(EXERCISE INSTRUCTIONS):
Each entry that follows is to be retyped exactly. Pictures do not belong in the copy.

········

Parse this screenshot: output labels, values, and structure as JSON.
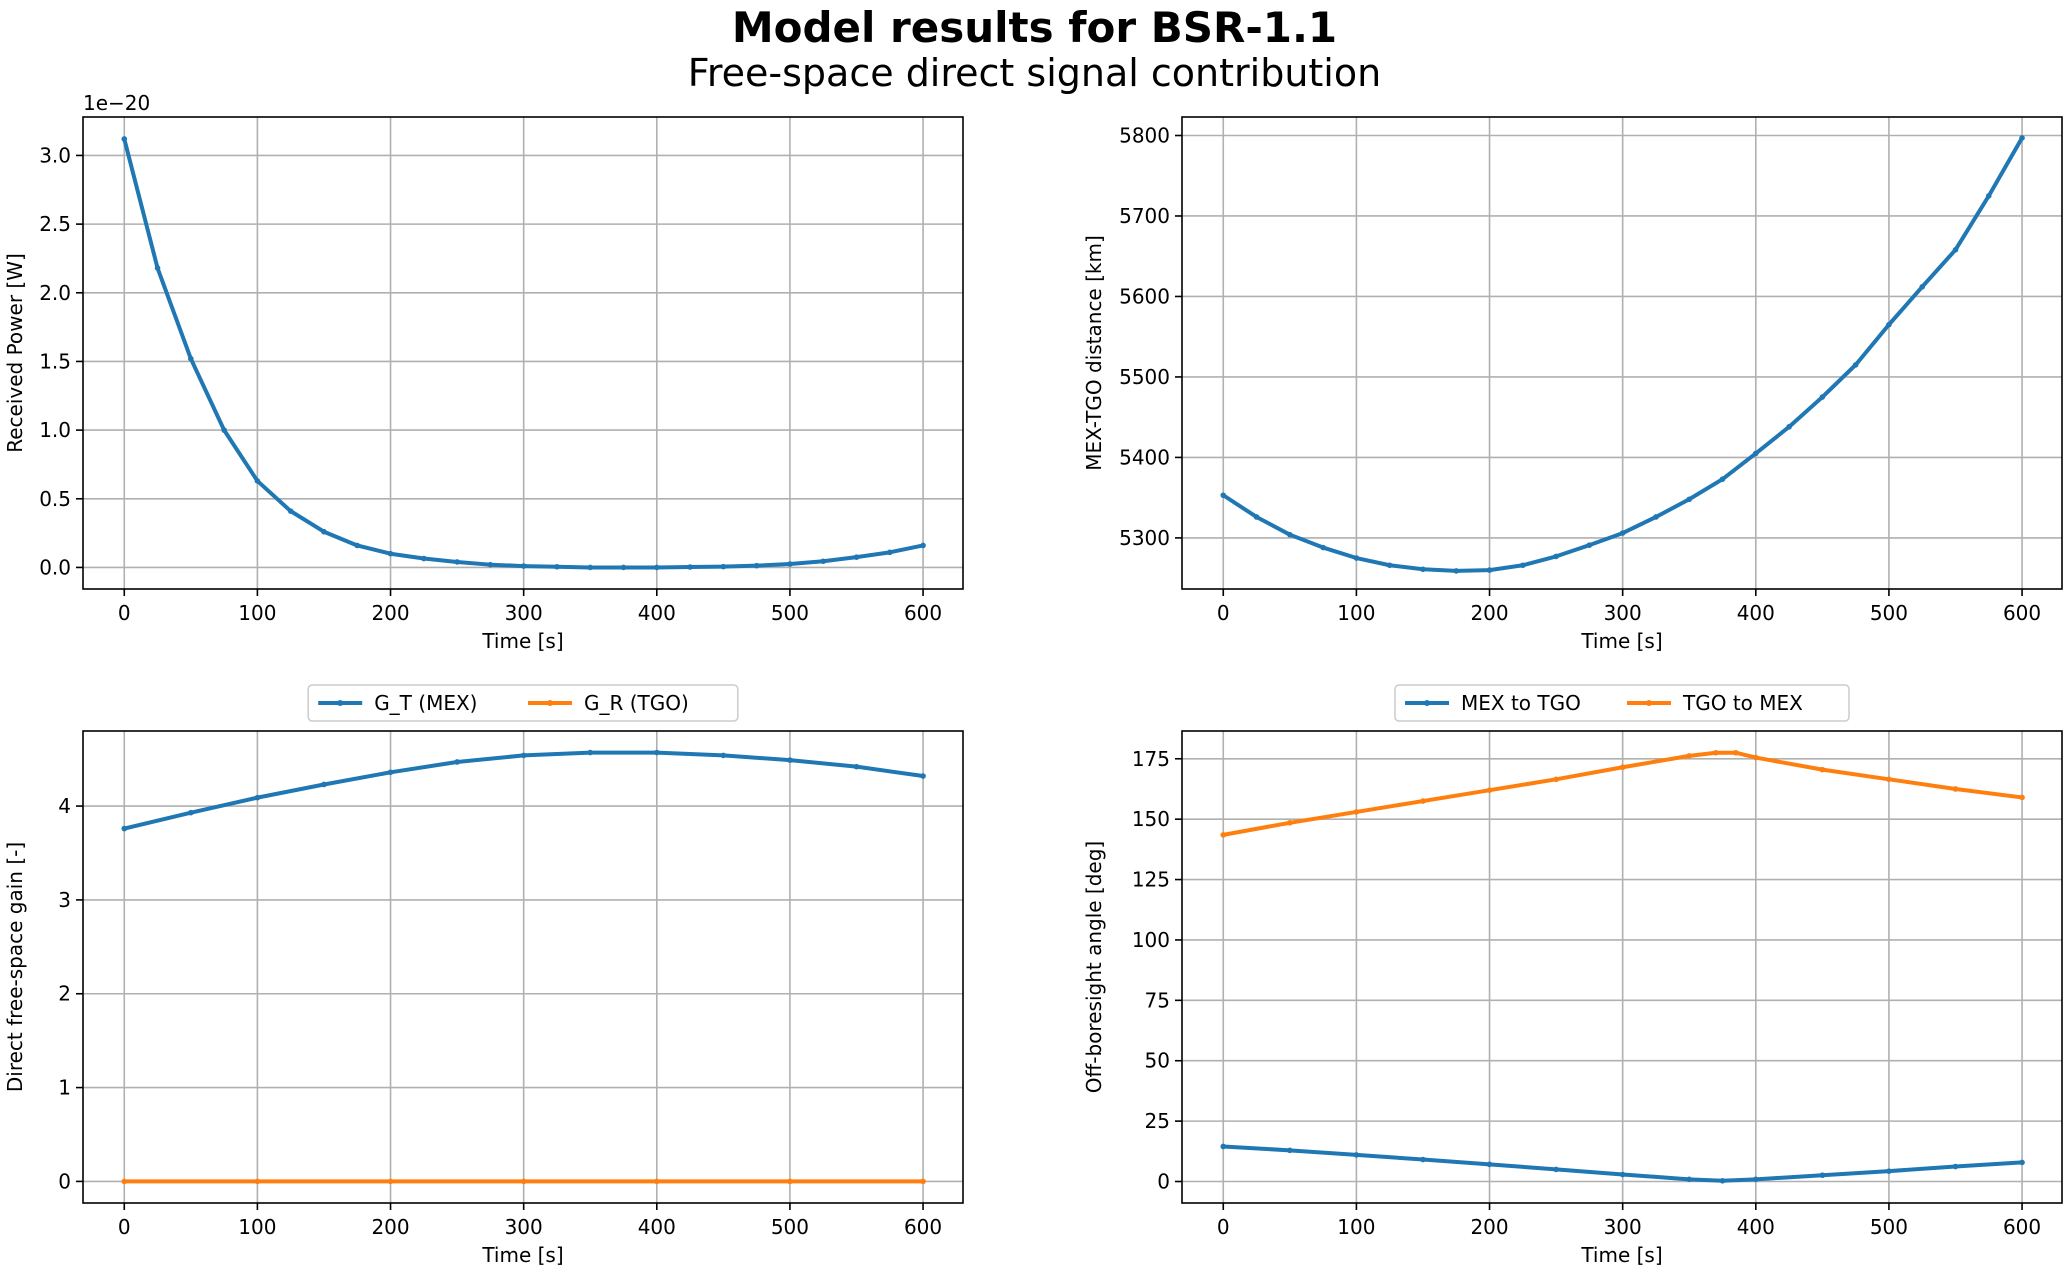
{
  "figure": {
    "title": "Model results for BSR-1.1",
    "subtitle": "Free-space direct signal contribution"
  },
  "colors": {
    "blue": "#1f77b4",
    "orange": "#ff7f0e",
    "grid": "#b0b0b0"
  },
  "chart_data": [
    {
      "type": "line",
      "xlabel": "Time [s]",
      "ylabel": "Received Power [W]",
      "offset_text": "1e−20",
      "xlim": [
        -31,
        630
      ],
      "ylim": [
        -0.157,
        3.28
      ],
      "xticks": [
        0,
        100,
        200,
        300,
        400,
        500,
        600
      ],
      "yticks": [
        0.0,
        0.5,
        1.0,
        1.5,
        2.0,
        2.5,
        3.0
      ],
      "ytick_decimals": 1,
      "grid": true,
      "series": [
        {
          "color": "#1f77b4",
          "x": [
            0,
            25,
            50,
            75,
            100,
            125,
            150,
            175,
            200,
            225,
            250,
            275,
            300,
            325,
            350,
            375,
            400,
            425,
            450,
            475,
            500,
            525,
            550,
            575,
            600
          ],
          "y": [
            3.12,
            2.18,
            1.52,
            1.0,
            0.63,
            0.41,
            0.26,
            0.16,
            0.1,
            0.065,
            0.04,
            0.02,
            0.01,
            0.005,
            0.0,
            0.0,
            0.0,
            0.003,
            0.006,
            0.013,
            0.025,
            0.045,
            0.075,
            0.11,
            0.16
          ]
        }
      ]
    },
    {
      "type": "line",
      "xlabel": "Time [s]",
      "ylabel": "MEX-TGO distance [km]",
      "xlim": [
        -31,
        630
      ],
      "ylim": [
        5236.5,
        5823
      ],
      "xticks": [
        0,
        100,
        200,
        300,
        400,
        500,
        600
      ],
      "yticks": [
        5300,
        5400,
        5500,
        5600,
        5700,
        5800
      ],
      "ytick_decimals": 0,
      "grid": true,
      "series": [
        {
          "color": "#1f77b4",
          "x": [
            0,
            25,
            50,
            75,
            100,
            125,
            150,
            175,
            200,
            225,
            250,
            275,
            300,
            325,
            350,
            375,
            400,
            425,
            450,
            475,
            500,
            525,
            550,
            575,
            600
          ],
          "y": [
            5353,
            5326,
            5304,
            5288,
            5275,
            5266,
            5261,
            5259,
            5260,
            5266,
            5277,
            5291,
            5306,
            5326,
            5348,
            5373,
            5405,
            5438,
            5475,
            5515,
            5565,
            5612,
            5658,
            5725,
            5797
          ]
        }
      ]
    },
    {
      "type": "line",
      "xlabel": "Time [s]",
      "ylabel": "Direct free-space gain [-]",
      "xlim": [
        -31,
        630
      ],
      "ylim": [
        -0.23,
        4.8
      ],
      "xticks": [
        0,
        100,
        200,
        300,
        400,
        500,
        600
      ],
      "yticks": [
        0,
        1,
        2,
        3,
        4
      ],
      "ytick_decimals": 0,
      "grid": true,
      "legend": "above-center",
      "series": [
        {
          "name": "G_T (MEX)",
          "color": "#1f77b4",
          "x": [
            0,
            50,
            100,
            150,
            200,
            250,
            300,
            350,
            400,
            450,
            500,
            550,
            600
          ],
          "y": [
            3.76,
            3.93,
            4.09,
            4.23,
            4.36,
            4.47,
            4.54,
            4.57,
            4.57,
            4.54,
            4.49,
            4.42,
            4.32
          ]
        },
        {
          "name": "G_R (TGO)",
          "color": "#ff7f0e",
          "x": [
            0,
            100,
            200,
            300,
            400,
            500,
            600
          ],
          "y": [
            0,
            0,
            0,
            0,
            0,
            0,
            0
          ]
        }
      ]
    },
    {
      "type": "line",
      "xlabel": "Time [s]",
      "ylabel": "Off-boresight angle [deg]",
      "xlim": [
        -31,
        630
      ],
      "ylim": [
        -8.9,
        186.5
      ],
      "xticks": [
        0,
        100,
        200,
        300,
        400,
        500,
        600
      ],
      "yticks": [
        0,
        25,
        50,
        75,
        100,
        125,
        150,
        175
      ],
      "ytick_decimals": 0,
      "grid": true,
      "legend": "above-center",
      "series": [
        {
          "name": "MEX to TGO",
          "color": "#1f77b4",
          "x": [
            0,
            50,
            100,
            150,
            200,
            250,
            300,
            350,
            375,
            400,
            450,
            500,
            550,
            600
          ],
          "y": [
            14.5,
            12.9,
            11.0,
            9.1,
            7.1,
            5.0,
            2.9,
            0.9,
            0.3,
            0.9,
            2.6,
            4.3,
            6.2,
            7.9
          ]
        },
        {
          "name": "TGO to MEX",
          "color": "#ff7f0e",
          "x": [
            0,
            50,
            100,
            150,
            200,
            250,
            300,
            350,
            370,
            385,
            400,
            450,
            500,
            550,
            600
          ],
          "y": [
            143.5,
            148.5,
            153,
            157.5,
            162,
            166.5,
            171.5,
            176.2,
            177.5,
            177.5,
            175.5,
            170.5,
            166.5,
            162.5,
            159
          ]
        }
      ]
    }
  ]
}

········

(RESPONSE FOR THIS EXERCISE):
Parse this screenshot: output labels, values, and structure as JSON.
{
  "figure": {
    "title": "Model results for BSR-1.1",
    "subtitle": "Free-space direct signal contribution"
  },
  "colors": {
    "blue": "#1f77b4",
    "orange": "#ff7f0e",
    "grid": "#b0b0b0"
  },
  "chart_data": [
    {
      "type": "line",
      "xlabel": "Time [s]",
      "ylabel": "Received Power [W]",
      "offset_text": "1e−20",
      "xlim": [
        -31,
        630
      ],
      "ylim": [
        -0.157,
        3.28
      ],
      "xticks": [
        0,
        100,
        200,
        300,
        400,
        500,
        600
      ],
      "yticks": [
        0.0,
        0.5,
        1.0,
        1.5,
        2.0,
        2.5,
        3.0
      ],
      "ytick_decimals": 1,
      "grid": true,
      "series": [
        {
          "color": "#1f77b4",
          "x": [
            0,
            25,
            50,
            75,
            100,
            125,
            150,
            175,
            200,
            225,
            250,
            275,
            300,
            325,
            350,
            375,
            400,
            425,
            450,
            475,
            500,
            525,
            550,
            575,
            600
          ],
          "y": [
            3.12,
            2.18,
            1.52,
            1.0,
            0.63,
            0.41,
            0.26,
            0.16,
            0.1,
            0.065,
            0.04,
            0.02,
            0.01,
            0.005,
            0.0,
            0.0,
            0.0,
            0.003,
            0.006,
            0.013,
            0.025,
            0.045,
            0.075,
            0.11,
            0.16
          ]
        }
      ]
    },
    {
      "type": "line",
      "xlabel": "Time [s]",
      "ylabel": "MEX-TGO distance [km]",
      "xlim": [
        -31,
        630
      ],
      "ylim": [
        5236.5,
        5823
      ],
      "xticks": [
        0,
        100,
        200,
        300,
        400,
        500,
        600
      ],
      "yticks": [
        5300,
        5400,
        5500,
        5600,
        5700,
        5800
      ],
      "ytick_decimals": 0,
      "grid": true,
      "series": [
        {
          "color": "#1f77b4",
          "x": [
            0,
            25,
            50,
            75,
            100,
            125,
            150,
            175,
            200,
            225,
            250,
            275,
            300,
            325,
            350,
            375,
            400,
            425,
            450,
            475,
            500,
            525,
            550,
            575,
            600
          ],
          "y": [
            5353,
            5326,
            5304,
            5288,
            5275,
            5266,
            5261,
            5259,
            5260,
            5266,
            5277,
            5291,
            5306,
            5326,
            5348,
            5373,
            5405,
            5438,
            5475,
            5515,
            5565,
            5612,
            5658,
            5725,
            5797
          ]
        }
      ]
    },
    {
      "type": "line",
      "xlabel": "Time [s]",
      "ylabel": "Direct free-space gain [-]",
      "xlim": [
        -31,
        630
      ],
      "ylim": [
        -0.23,
        4.8
      ],
      "xticks": [
        0,
        100,
        200,
        300,
        400,
        500,
        600
      ],
      "yticks": [
        0,
        1,
        2,
        3,
        4
      ],
      "ytick_decimals": 0,
      "grid": true,
      "legend": "above-center",
      "series": [
        {
          "name": "G_T (MEX)",
          "color": "#1f77b4",
          "x": [
            0,
            50,
            100,
            150,
            200,
            250,
            300,
            350,
            400,
            450,
            500,
            550,
            600
          ],
          "y": [
            3.76,
            3.93,
            4.09,
            4.23,
            4.36,
            4.47,
            4.54,
            4.57,
            4.57,
            4.54,
            4.49,
            4.42,
            4.32
          ]
        },
        {
          "name": "G_R (TGO)",
          "color": "#ff7f0e",
          "x": [
            0,
            100,
            200,
            300,
            400,
            500,
            600
          ],
          "y": [
            0,
            0,
            0,
            0,
            0,
            0,
            0
          ]
        }
      ]
    },
    {
      "type": "line",
      "xlabel": "Time [s]",
      "ylabel": "Off-boresight angle [deg]",
      "xlim": [
        -31,
        630
      ],
      "ylim": [
        -8.9,
        186.5
      ],
      "xticks": [
        0,
        100,
        200,
        300,
        400,
        500,
        600
      ],
      "yticks": [
        0,
        25,
        50,
        75,
        100,
        125,
        150,
        175
      ],
      "ytick_decimals": 0,
      "grid": true,
      "legend": "above-center",
      "series": [
        {
          "name": "MEX to TGO",
          "color": "#1f77b4",
          "x": [
            0,
            50,
            100,
            150,
            200,
            250,
            300,
            350,
            375,
            400,
            450,
            500,
            550,
            600
          ],
          "y": [
            14.5,
            12.9,
            11.0,
            9.1,
            7.1,
            5.0,
            2.9,
            0.9,
            0.3,
            0.9,
            2.6,
            4.3,
            6.2,
            7.9
          ]
        },
        {
          "name": "TGO to MEX",
          "color": "#ff7f0e",
          "x": [
            0,
            50,
            100,
            150,
            200,
            250,
            300,
            350,
            370,
            385,
            400,
            450,
            500,
            550,
            600
          ],
          "y": [
            143.5,
            148.5,
            153,
            157.5,
            162,
            166.5,
            171.5,
            176.2,
            177.5,
            177.5,
            175.5,
            170.5,
            166.5,
            162.5,
            159
          ]
        }
      ]
    }
  ]
}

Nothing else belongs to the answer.